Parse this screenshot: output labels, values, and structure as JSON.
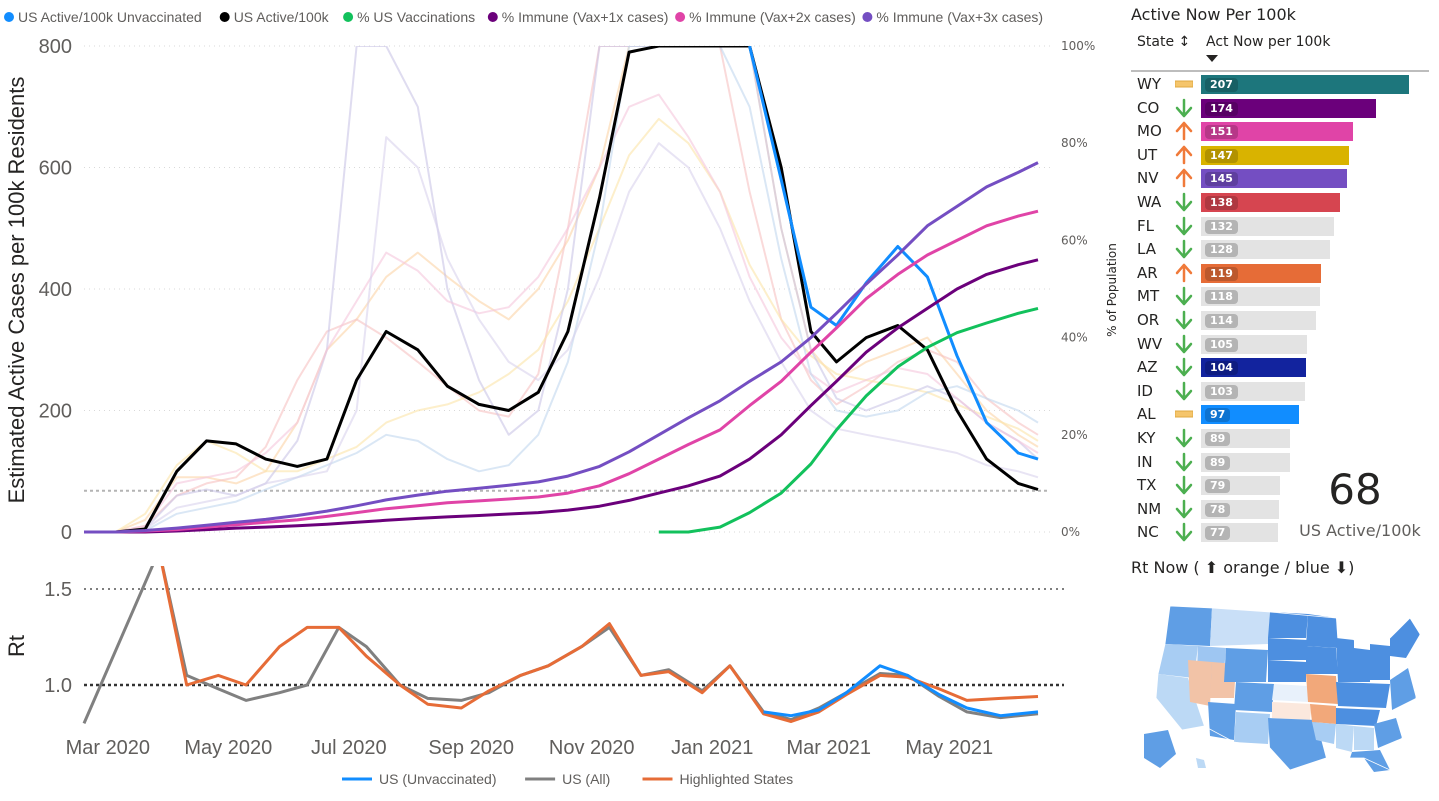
{
  "legend_top": [
    {
      "label": "US Active/100k Unvaccinated",
      "color": "#118dff"
    },
    {
      "label": "US Active/100k",
      "color": "#000000"
    },
    {
      "label": "% US Vaccinations",
      "color": "#12c15c"
    },
    {
      "label": "% Immune (Vax+1x cases)",
      "color": "#6b007b"
    },
    {
      "label": "% Immune (Vax+2x cases)",
      "color": "#e044a7"
    },
    {
      "label": "% Immune (Vax+3x cases)",
      "color": "#744ec2"
    }
  ],
  "legend_bottom": [
    {
      "label": "US (Unvaccinated)",
      "color": "#118dff"
    },
    {
      "label": "US (All)",
      "color": "#808080"
    },
    {
      "label": "Highlighted States",
      "color": "#e66c37"
    }
  ],
  "table": {
    "title": "Active Now Per 100k",
    "col_state": "State",
    "col_sort_icon": "sort-updown-icon",
    "col_value": "Act Now per 100k",
    "rows": [
      {
        "state": "WY",
        "value": 207,
        "trend": "flat",
        "color": "#1d767c"
      },
      {
        "state": "CO",
        "value": 174,
        "trend": "down",
        "color": "#6b007b"
      },
      {
        "state": "MO",
        "value": 151,
        "trend": "up",
        "color": "#e044a7"
      },
      {
        "state": "UT",
        "value": 147,
        "trend": "up",
        "color": "#d9b300"
      },
      {
        "state": "NV",
        "value": 145,
        "trend": "up",
        "color": "#744ec2"
      },
      {
        "state": "WA",
        "value": 138,
        "trend": "down",
        "color": "#d64550"
      },
      {
        "state": "FL",
        "value": 132,
        "trend": "down",
        "color": ""
      },
      {
        "state": "LA",
        "value": 128,
        "trend": "down",
        "color": ""
      },
      {
        "state": "AR",
        "value": 119,
        "trend": "up",
        "color": "#e66c37"
      },
      {
        "state": "MT",
        "value": 118,
        "trend": "down",
        "color": ""
      },
      {
        "state": "OR",
        "value": 114,
        "trend": "down",
        "color": ""
      },
      {
        "state": "WV",
        "value": 105,
        "trend": "down",
        "color": ""
      },
      {
        "state": "AZ",
        "value": 104,
        "trend": "down",
        "color": "#12239e"
      },
      {
        "state": "ID",
        "value": 103,
        "trend": "down",
        "color": ""
      },
      {
        "state": "AL",
        "value": 97,
        "trend": "flat",
        "color": "#118dff"
      },
      {
        "state": "KY",
        "value": 89,
        "trend": "down",
        "color": ""
      },
      {
        "state": "IN",
        "value": 89,
        "trend": "down",
        "color": ""
      },
      {
        "state": "TX",
        "value": 79,
        "trend": "down",
        "color": ""
      },
      {
        "state": "NM",
        "value": 78,
        "trend": "down",
        "color": ""
      },
      {
        "state": "NC",
        "value": 77,
        "trend": "down",
        "color": ""
      }
    ]
  },
  "kpi": {
    "value": "68",
    "caption": "US Active/100k"
  },
  "rt_now_title": "Rt Now ( ⬆ orange / blue ⬇)",
  "map_icon": "us-state-map",
  "chart_data": [
    {
      "type": "line",
      "ylabel": "Estimated Active Cases per 100k Residents",
      "y2label": "% of Population",
      "ylim": [
        0,
        800
      ],
      "y2lim": [
        0,
        100
      ],
      "yticks": [
        "0",
        "200",
        "400",
        "600",
        "800"
      ],
      "y2ticks": [
        "0%",
        "20%",
        "40%",
        "60%",
        "80%",
        "100%"
      ],
      "x_ticks": [
        "Mar 2020",
        "May 2020",
        "Jul 2020",
        "Sep 2020",
        "Nov 2020",
        "Jan 2021",
        "Mar 2021",
        "May 2021"
      ],
      "x": [
        "2020-02-23",
        "2020-03-10",
        "2020-03-25",
        "2020-04-10",
        "2020-04-25",
        "2020-05-10",
        "2020-05-25",
        "2020-06-10",
        "2020-06-25",
        "2020-07-10",
        "2020-07-25",
        "2020-08-10",
        "2020-08-25",
        "2020-09-10",
        "2020-09-25",
        "2020-10-10",
        "2020-10-25",
        "2020-11-10",
        "2020-11-25",
        "2020-12-10",
        "2020-12-25",
        "2021-01-10",
        "2021-01-25",
        "2021-02-10",
        "2021-02-25",
        "2021-03-10",
        "2021-03-25",
        "2021-04-10",
        "2021-04-25",
        "2021-05-10",
        "2021-05-25",
        "2021-06-10",
        "2021-06-20"
      ],
      "series": [
        {
          "name": "US Active/100k",
          "axis": "left",
          "values": [
            0,
            0,
            5,
            100,
            150,
            145,
            120,
            108,
            120,
            250,
            330,
            300,
            240,
            210,
            200,
            230,
            330,
            550,
            790,
            800,
            800,
            800,
            800,
            600,
            330,
            280,
            320,
            340,
            300,
            200,
            120,
            80,
            70
          ]
        },
        {
          "name": "US Active/100k Unvaccinated",
          "axis": "left",
          "values": [
            null,
            null,
            null,
            null,
            null,
            null,
            null,
            null,
            null,
            null,
            null,
            null,
            null,
            null,
            null,
            null,
            null,
            null,
            null,
            null,
            null,
            null,
            800,
            580,
            370,
            340,
            410,
            470,
            420,
            290,
            180,
            130,
            120
          ]
        },
        {
          "name": "% US Vaccinations",
          "axis": "right",
          "values": [
            null,
            null,
            null,
            null,
            null,
            null,
            null,
            null,
            null,
            null,
            null,
            null,
            null,
            null,
            null,
            null,
            null,
            null,
            null,
            0,
            0,
            1,
            4,
            8,
            14,
            21,
            28,
            34,
            38,
            41,
            43,
            45,
            46
          ]
        },
        {
          "name": "% Immune (Vax+1x cases)",
          "axis": "right",
          "values": [
            0,
            0,
            0,
            0.2,
            0.5,
            0.8,
            1,
            1.3,
            1.6,
            2,
            2.4,
            2.8,
            3.1,
            3.4,
            3.7,
            4,
            4.5,
            5.3,
            6.5,
            8,
            9.5,
            11.5,
            15,
            20,
            26,
            31,
            37,
            42,
            46,
            50,
            53,
            55,
            56
          ]
        },
        {
          "name": "% Immune (Vax+2x cases)",
          "axis": "right",
          "values": [
            0,
            0,
            0.2,
            0.5,
            1,
            1.5,
            2,
            2.5,
            3.2,
            4,
            4.8,
            5.4,
            6,
            6.4,
            6.8,
            7.2,
            8,
            9.5,
            12,
            15,
            18,
            21,
            26,
            31,
            37,
            42,
            48,
            53,
            57,
            60,
            63,
            65,
            66
          ]
        },
        {
          "name": "% Immune (Vax+3x cases)",
          "axis": "right",
          "values": [
            0,
            0,
            0.3,
            0.8,
            1.4,
            2,
            2.6,
            3.4,
            4.3,
            5.4,
            6.6,
            7.6,
            8.4,
            9,
            9.6,
            10.3,
            11.5,
            13.5,
            16.5,
            20,
            23.5,
            27,
            31,
            35,
            40,
            45,
            51,
            57,
            63,
            67,
            71,
            74,
            76
          ]
        },
        {
          "name": "state-1",
          "axis": "left",
          "values": [
            0,
            0,
            20,
            90,
            90,
            80,
            100,
            180,
            300,
            350,
            420,
            460,
            420,
            380,
            350,
            400,
            480,
            600,
            800,
            800,
            800,
            800,
            800,
            500,
            300,
            250,
            280,
            300,
            320,
            260,
            200,
            160,
            140
          ]
        },
        {
          "name": "state-2",
          "axis": "left",
          "values": [
            0,
            0,
            10,
            60,
            80,
            90,
            140,
            250,
            330,
            350,
            320,
            280,
            240,
            200,
            190,
            260,
            500,
            800,
            800,
            800,
            800,
            800,
            560,
            350,
            250,
            210,
            240,
            280,
            300,
            280,
            220,
            180,
            160
          ]
        },
        {
          "name": "state-3",
          "axis": "left",
          "values": [
            0,
            0,
            30,
            110,
            150,
            130,
            100,
            100,
            120,
            140,
            180,
            200,
            210,
            230,
            260,
            300,
            380,
            500,
            620,
            680,
            640,
            560,
            440,
            350,
            290,
            260,
            250,
            240,
            230,
            210,
            190,
            170,
            150
          ]
        },
        {
          "name": "state-4",
          "axis": "left",
          "values": [
            0,
            0,
            5,
            60,
            70,
            60,
            80,
            150,
            300,
            800,
            800,
            700,
            400,
            250,
            160,
            200,
            400,
            800,
            800,
            800,
            800,
            800,
            800,
            500,
            300,
            220,
            200,
            220,
            240,
            220,
            180,
            150,
            120
          ]
        },
        {
          "name": "state-5",
          "axis": "left",
          "values": [
            0,
            0,
            10,
            80,
            90,
            100,
            130,
            180,
            300,
            380,
            460,
            430,
            380,
            360,
            370,
            420,
            500,
            600,
            700,
            720,
            650,
            560,
            420,
            320,
            260,
            230,
            250,
            270,
            260,
            220,
            180,
            150,
            130
          ]
        },
        {
          "name": "state-6",
          "axis": "left",
          "values": [
            0,
            0,
            2,
            30,
            40,
            50,
            70,
            90,
            110,
            130,
            160,
            150,
            120,
            100,
            110,
            160,
            280,
            500,
            800,
            800,
            800,
            800,
            700,
            450,
            260,
            200,
            190,
            200,
            230,
            240,
            220,
            200,
            180
          ]
        },
        {
          "name": "state-7",
          "axis": "left",
          "values": [
            0,
            0,
            5,
            40,
            50,
            60,
            80,
            90,
            100,
            200,
            650,
            600,
            450,
            350,
            280,
            250,
            300,
            420,
            560,
            640,
            600,
            500,
            380,
            280,
            200,
            170,
            160,
            150,
            140,
            130,
            110,
            100,
            90
          ]
        }
      ]
    },
    {
      "type": "line",
      "ylabel": "Rt",
      "ylim": [
        0.75,
        1.62
      ],
      "yticks": [
        "1.0",
        "1.5"
      ],
      "reference_lines": [
        1.0,
        1.5
      ],
      "x_ticks": [
        "Mar 2020",
        "May 2020",
        "Jul 2020",
        "Sep 2020",
        "Nov 2020",
        "Jan 2021",
        "Mar 2021",
        "May 2021"
      ],
      "x": [
        "2020-02-23",
        "2020-04-01",
        "2020-04-15",
        "2020-05-01",
        "2020-05-15",
        "2020-06-01",
        "2020-06-15",
        "2020-07-01",
        "2020-07-15",
        "2020-08-01",
        "2020-08-15",
        "2020-09-01",
        "2020-09-15",
        "2020-10-01",
        "2020-10-15",
        "2020-11-01",
        "2020-11-15",
        "2020-12-01",
        "2020-12-15",
        "2021-01-01",
        "2021-01-15",
        "2021-02-01",
        "2021-02-15",
        "2021-03-01",
        "2021-03-15",
        "2021-04-01",
        "2021-04-15",
        "2021-05-01",
        "2021-05-15",
        "2021-06-01",
        "2021-06-20"
      ],
      "series": [
        {
          "name": "US (Unvaccinated)",
          "values": [
            null,
            null,
            null,
            null,
            null,
            null,
            null,
            null,
            null,
            null,
            null,
            null,
            null,
            null,
            null,
            null,
            null,
            null,
            null,
            null,
            null,
            0.86,
            0.84,
            0.87,
            0.96,
            1.1,
            1.05,
            0.95,
            0.88,
            0.84,
            0.86
          ]
        },
        {
          "name": "US (All)",
          "values": [
            0.8,
            1.7,
            1.05,
            0.98,
            0.92,
            0.96,
            1.0,
            1.3,
            1.2,
            1.0,
            0.93,
            0.92,
            0.96,
            1.05,
            1.1,
            1.2,
            1.3,
            1.05,
            1.08,
            0.97,
            1.1,
            0.86,
            0.82,
            0.88,
            0.96,
            1.06,
            1.05,
            0.94,
            0.86,
            0.83,
            0.85
          ]
        },
        {
          "name": "Highlighted States",
          "values": [
            null,
            1.7,
            1.0,
            1.05,
            1.0,
            1.2,
            1.3,
            1.3,
            1.15,
            1.0,
            0.9,
            0.88,
            0.97,
            1.05,
            1.1,
            1.2,
            1.32,
            1.05,
            1.07,
            0.96,
            1.1,
            0.85,
            0.81,
            0.86,
            0.95,
            1.05,
            1.04,
            0.98,
            0.92,
            0.93,
            0.94
          ]
        }
      ]
    }
  ]
}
________________
■ **Stated task**: Point out every line holding the string "Highlighted" and copy it.

■ **Exercise output**:
      "label": "Highlighted States",
          "name": "Highlighted States",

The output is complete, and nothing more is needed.